Job:
Give back the full listing verbatim, apart from its images.
— START OF Records supplied —
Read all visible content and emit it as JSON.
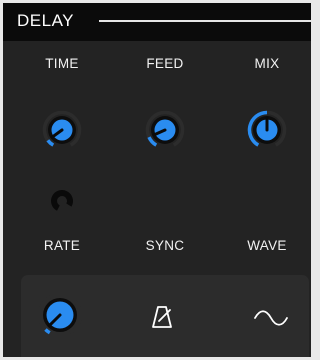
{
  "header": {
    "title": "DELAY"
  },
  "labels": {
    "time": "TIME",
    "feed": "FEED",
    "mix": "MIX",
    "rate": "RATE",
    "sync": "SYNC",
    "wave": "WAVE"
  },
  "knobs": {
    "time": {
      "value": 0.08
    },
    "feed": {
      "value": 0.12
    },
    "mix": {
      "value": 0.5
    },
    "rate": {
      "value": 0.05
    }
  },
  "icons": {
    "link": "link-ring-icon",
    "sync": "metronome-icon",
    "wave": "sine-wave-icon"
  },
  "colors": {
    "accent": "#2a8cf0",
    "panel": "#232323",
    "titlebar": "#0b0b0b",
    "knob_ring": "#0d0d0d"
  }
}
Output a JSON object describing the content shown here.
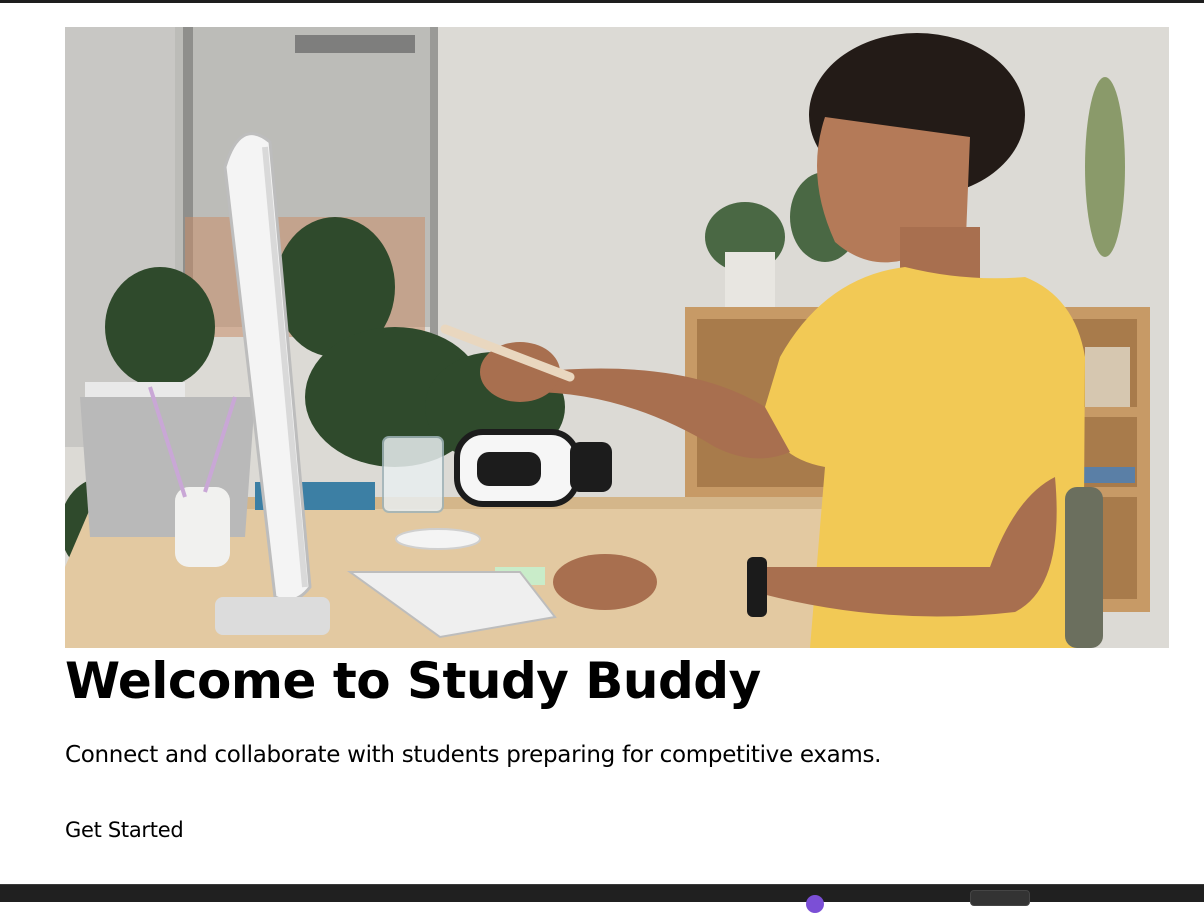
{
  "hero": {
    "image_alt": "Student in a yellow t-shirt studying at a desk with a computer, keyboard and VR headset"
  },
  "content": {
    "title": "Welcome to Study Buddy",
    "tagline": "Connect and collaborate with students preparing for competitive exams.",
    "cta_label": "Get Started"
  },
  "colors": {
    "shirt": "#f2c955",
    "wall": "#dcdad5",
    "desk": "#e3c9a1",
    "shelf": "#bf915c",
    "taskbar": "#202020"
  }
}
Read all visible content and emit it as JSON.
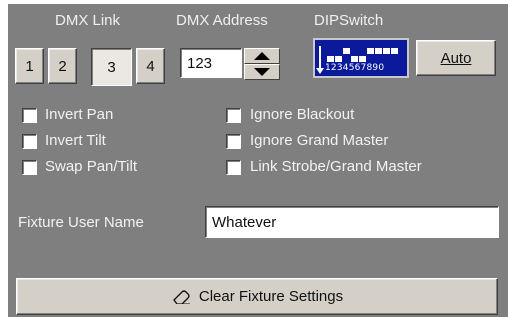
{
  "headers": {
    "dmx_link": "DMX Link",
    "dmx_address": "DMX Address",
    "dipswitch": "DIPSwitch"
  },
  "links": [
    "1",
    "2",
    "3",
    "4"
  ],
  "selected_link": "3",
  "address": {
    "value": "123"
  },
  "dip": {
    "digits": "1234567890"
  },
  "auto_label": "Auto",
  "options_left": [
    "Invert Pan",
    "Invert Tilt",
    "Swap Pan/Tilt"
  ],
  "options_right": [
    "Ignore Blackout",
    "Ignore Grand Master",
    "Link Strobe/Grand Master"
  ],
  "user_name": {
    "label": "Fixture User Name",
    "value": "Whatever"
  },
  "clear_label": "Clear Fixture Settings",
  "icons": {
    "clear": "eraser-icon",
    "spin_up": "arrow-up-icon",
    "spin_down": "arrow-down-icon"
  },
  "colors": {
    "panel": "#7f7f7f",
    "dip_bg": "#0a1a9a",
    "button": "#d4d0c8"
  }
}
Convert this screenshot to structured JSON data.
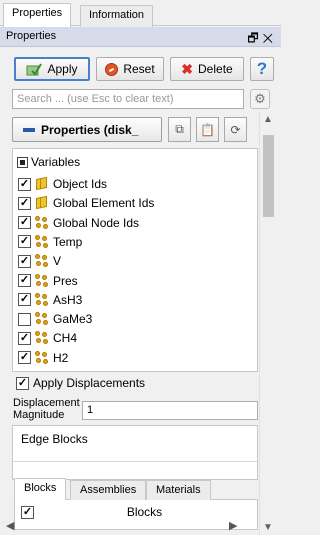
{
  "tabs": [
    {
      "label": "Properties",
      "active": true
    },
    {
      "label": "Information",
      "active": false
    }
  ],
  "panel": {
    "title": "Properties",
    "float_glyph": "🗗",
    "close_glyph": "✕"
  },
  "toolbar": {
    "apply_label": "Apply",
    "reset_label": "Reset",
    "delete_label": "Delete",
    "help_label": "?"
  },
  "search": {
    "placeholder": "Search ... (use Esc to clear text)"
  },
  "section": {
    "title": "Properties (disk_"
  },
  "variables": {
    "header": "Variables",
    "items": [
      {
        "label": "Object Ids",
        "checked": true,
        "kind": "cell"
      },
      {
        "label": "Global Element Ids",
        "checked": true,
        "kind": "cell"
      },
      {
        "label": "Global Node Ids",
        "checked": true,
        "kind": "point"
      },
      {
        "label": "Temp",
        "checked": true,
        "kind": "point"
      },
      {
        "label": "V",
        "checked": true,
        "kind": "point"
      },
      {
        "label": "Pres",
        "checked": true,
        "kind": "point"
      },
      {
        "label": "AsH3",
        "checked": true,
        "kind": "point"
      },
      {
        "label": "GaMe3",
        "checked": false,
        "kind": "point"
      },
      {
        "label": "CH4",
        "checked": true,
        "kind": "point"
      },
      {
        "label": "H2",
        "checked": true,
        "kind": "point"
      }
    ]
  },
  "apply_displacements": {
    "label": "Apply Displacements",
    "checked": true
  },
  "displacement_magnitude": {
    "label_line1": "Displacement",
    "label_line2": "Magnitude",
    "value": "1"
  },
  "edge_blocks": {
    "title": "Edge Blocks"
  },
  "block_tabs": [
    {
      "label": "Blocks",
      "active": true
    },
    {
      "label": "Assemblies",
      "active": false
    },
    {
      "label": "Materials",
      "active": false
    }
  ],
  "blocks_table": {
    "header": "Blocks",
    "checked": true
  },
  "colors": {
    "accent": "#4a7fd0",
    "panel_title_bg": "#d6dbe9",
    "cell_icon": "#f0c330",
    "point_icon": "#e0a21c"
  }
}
— END OF Records supplied —
Correct answer:
Read all visible content and emit it as JSON.
{
  "header": {
    "title": "DELAY"
  },
  "labels": {
    "time": "TIME",
    "feed": "FEED",
    "mix": "MIX",
    "rate": "RATE",
    "sync": "SYNC",
    "wave": "WAVE"
  },
  "knobs": {
    "time": {
      "value": 0.08
    },
    "feed": {
      "value": 0.12
    },
    "mix": {
      "value": 0.5
    },
    "rate": {
      "value": 0.05
    }
  },
  "icons": {
    "link": "link-ring-icon",
    "sync": "metronome-icon",
    "wave": "sine-wave-icon"
  },
  "colors": {
    "accent": "#2a8cf0",
    "panel": "#232323",
    "titlebar": "#0b0b0b",
    "knob_ring": "#0d0d0d"
  }
}
Output a JSON object describing the content shown here.
{
  "hero": {
    "image_alt": "Student in a yellow t-shirt studying at a desk with a computer, keyboard and VR headset"
  },
  "content": {
    "title": "Welcome to Study Buddy",
    "tagline": "Connect and collaborate with students preparing for competitive exams.",
    "cta_label": "Get Started"
  },
  "colors": {
    "shirt": "#f2c955",
    "wall": "#dcdad5",
    "desk": "#e3c9a1",
    "shelf": "#bf915c",
    "taskbar": "#202020"
  }
}
Read all visible content and emit it as JSON.
{
  "headers": {
    "dmx_link": "DMX Link",
    "dmx_address": "DMX Address",
    "dipswitch": "DIPSwitch"
  },
  "links": [
    "1",
    "2",
    "3",
    "4"
  ],
  "selected_link": "3",
  "address": {
    "value": "123"
  },
  "dip": {
    "digits": "1234567890"
  },
  "auto_label": "Auto",
  "options_left": [
    "Invert Pan",
    "Invert Tilt",
    "Swap Pan/Tilt"
  ],
  "options_right": [
    "Ignore Blackout",
    "Ignore Grand Master",
    "Link Strobe/Grand Master"
  ],
  "user_name": {
    "label": "Fixture User Name",
    "value": "Whatever"
  },
  "clear_label": "Clear Fixture Settings",
  "icons": {
    "clear": "eraser-icon",
    "spin_up": "arrow-up-icon",
    "spin_down": "arrow-down-icon"
  },
  "colors": {
    "panel": "#7f7f7f",
    "dip_bg": "#0a1a9a",
    "button": "#d4d0c8"
  }
}
Convert this screenshot to structured JSON data.
{
  "tabs": [
    {
      "label": "Properties",
      "active": true
    },
    {
      "label": "Information",
      "active": false
    }
  ],
  "panel": {
    "title": "Properties",
    "float_glyph": "🗗",
    "close_glyph": "✕"
  },
  "toolbar": {
    "apply_label": "Apply",
    "reset_label": "Reset",
    "delete_label": "Delete",
    "help_label": "?"
  },
  "search": {
    "placeholder": "Search ... (use Esc to clear text)"
  },
  "section": {
    "title": "Properties (disk_"
  },
  "variables": {
    "header": "Variables",
    "items": [
      {
        "label": "Object Ids",
        "checked": true,
        "kind": "cell"
      },
      {
        "label": "Global Element Ids",
        "checked": true,
        "kind": "cell"
      },
      {
        "label": "Global Node Ids",
        "checked": true,
        "kind": "point"
      },
      {
        "label": "Temp",
        "checked": true,
        "kind": "point"
      },
      {
        "label": "V",
        "checked": true,
        "kind": "point"
      },
      {
        "label": "Pres",
        "checked": true,
        "kind": "point"
      },
      {
        "label": "AsH3",
        "checked": true,
        "kind": "point"
      },
      {
        "label": "GaMe3",
        "checked": false,
        "kind": "point"
      },
      {
        "label": "CH4",
        "checked": true,
        "kind": "point"
      },
      {
        "label": "H2",
        "checked": true,
        "kind": "point"
      }
    ]
  },
  "apply_displacements": {
    "label": "Apply Displacements",
    "checked": true
  },
  "displacement_magnitude": {
    "label_line1": "Displacement",
    "label_line2": "Magnitude",
    "value": "1"
  },
  "edge_blocks": {
    "title": "Edge Blocks"
  },
  "block_tabs": [
    {
      "label": "Blocks",
      "active": true
    },
    {
      "label": "Assemblies",
      "active": false
    },
    {
      "label": "Materials",
      "active": false
    }
  ],
  "blocks_table": {
    "header": "Blocks",
    "checked": true
  },
  "colors": {
    "accent": "#4a7fd0",
    "panel_title_bg": "#d6dbe9",
    "cell_icon": "#f0c330",
    "point_icon": "#e0a21c"
  }
}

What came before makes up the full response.